AIM. Write out the full set of records below exactly.

GIVEN ENTRIES.

▶

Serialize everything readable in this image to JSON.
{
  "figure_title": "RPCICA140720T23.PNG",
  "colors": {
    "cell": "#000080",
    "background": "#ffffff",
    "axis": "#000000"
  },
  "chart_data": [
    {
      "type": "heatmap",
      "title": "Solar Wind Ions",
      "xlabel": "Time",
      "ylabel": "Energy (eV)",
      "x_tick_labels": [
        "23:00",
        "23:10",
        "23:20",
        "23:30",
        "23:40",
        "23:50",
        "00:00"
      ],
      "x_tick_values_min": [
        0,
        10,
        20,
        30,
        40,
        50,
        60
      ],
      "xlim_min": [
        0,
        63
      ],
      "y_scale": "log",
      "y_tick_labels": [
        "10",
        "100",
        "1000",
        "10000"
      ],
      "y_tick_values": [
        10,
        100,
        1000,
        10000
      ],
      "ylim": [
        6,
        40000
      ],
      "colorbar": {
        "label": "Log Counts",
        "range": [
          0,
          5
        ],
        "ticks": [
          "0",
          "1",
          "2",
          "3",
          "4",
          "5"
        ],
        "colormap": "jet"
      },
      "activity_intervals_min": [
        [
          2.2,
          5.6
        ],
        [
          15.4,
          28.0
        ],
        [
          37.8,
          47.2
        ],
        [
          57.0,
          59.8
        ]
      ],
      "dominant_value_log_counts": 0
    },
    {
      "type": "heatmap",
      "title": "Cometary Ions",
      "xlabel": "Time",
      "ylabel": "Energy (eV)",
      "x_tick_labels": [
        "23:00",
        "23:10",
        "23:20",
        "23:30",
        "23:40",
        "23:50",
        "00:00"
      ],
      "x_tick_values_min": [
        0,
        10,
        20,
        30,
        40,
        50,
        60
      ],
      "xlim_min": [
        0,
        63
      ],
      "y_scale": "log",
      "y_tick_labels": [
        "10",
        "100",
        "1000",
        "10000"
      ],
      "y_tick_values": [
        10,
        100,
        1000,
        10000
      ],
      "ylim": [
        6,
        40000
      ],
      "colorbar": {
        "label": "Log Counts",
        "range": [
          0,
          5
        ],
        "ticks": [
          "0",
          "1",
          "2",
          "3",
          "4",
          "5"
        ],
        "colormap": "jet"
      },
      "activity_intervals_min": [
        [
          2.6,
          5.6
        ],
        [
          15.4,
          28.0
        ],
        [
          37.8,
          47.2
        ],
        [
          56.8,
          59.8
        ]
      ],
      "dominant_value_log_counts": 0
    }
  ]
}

◀

TASK RESULT.
Serialize everything readable in this image to JSON.
{
  "figure_title": "RPCICA140720T23.PNG",
  "colors": {
    "cell": "#000080",
    "background": "#ffffff",
    "axis": "#000000"
  },
  "chart_data": [
    {
      "type": "heatmap",
      "title": "Solar Wind Ions",
      "xlabel": "Time",
      "ylabel": "Energy (eV)",
      "x_tick_labels": [
        "23:00",
        "23:10",
        "23:20",
        "23:30",
        "23:40",
        "23:50",
        "00:00"
      ],
      "x_tick_values_min": [
        0,
        10,
        20,
        30,
        40,
        50,
        60
      ],
      "xlim_min": [
        0,
        63
      ],
      "y_scale": "log",
      "y_tick_labels": [
        "10",
        "100",
        "1000",
        "10000"
      ],
      "y_tick_values": [
        10,
        100,
        1000,
        10000
      ],
      "ylim": [
        6,
        40000
      ],
      "colorbar": {
        "label": "Log Counts",
        "range": [
          0,
          5
        ],
        "ticks": [
          "0",
          "1",
          "2",
          "3",
          "4",
          "5"
        ],
        "colormap": "jet"
      },
      "activity_intervals_min": [
        [
          2.2,
          5.6
        ],
        [
          15.4,
          28.0
        ],
        [
          37.8,
          47.2
        ],
        [
          57.0,
          59.8
        ]
      ],
      "dominant_value_log_counts": 0
    },
    {
      "type": "heatmap",
      "title": "Cometary Ions",
      "xlabel": "Time",
      "ylabel": "Energy (eV)",
      "x_tick_labels": [
        "23:00",
        "23:10",
        "23:20",
        "23:30",
        "23:40",
        "23:50",
        "00:00"
      ],
      "x_tick_values_min": [
        0,
        10,
        20,
        30,
        40,
        50,
        60
      ],
      "xlim_min": [
        0,
        63
      ],
      "y_scale": "log",
      "y_tick_labels": [
        "10",
        "100",
        "1000",
        "10000"
      ],
      "y_tick_values": [
        10,
        100,
        1000,
        10000
      ],
      "ylim": [
        6,
        40000
      ],
      "colorbar": {
        "label": "Log Counts",
        "range": [
          0,
          5
        ],
        "ticks": [
          "0",
          "1",
          "2",
          "3",
          "4",
          "5"
        ],
        "colormap": "jet"
      },
      "activity_intervals_min": [
        [
          2.6,
          5.6
        ],
        [
          15.4,
          28.0
        ],
        [
          37.8,
          47.2
        ],
        [
          56.8,
          59.8
        ]
      ],
      "dominant_value_log_counts": 0
    }
  ]
}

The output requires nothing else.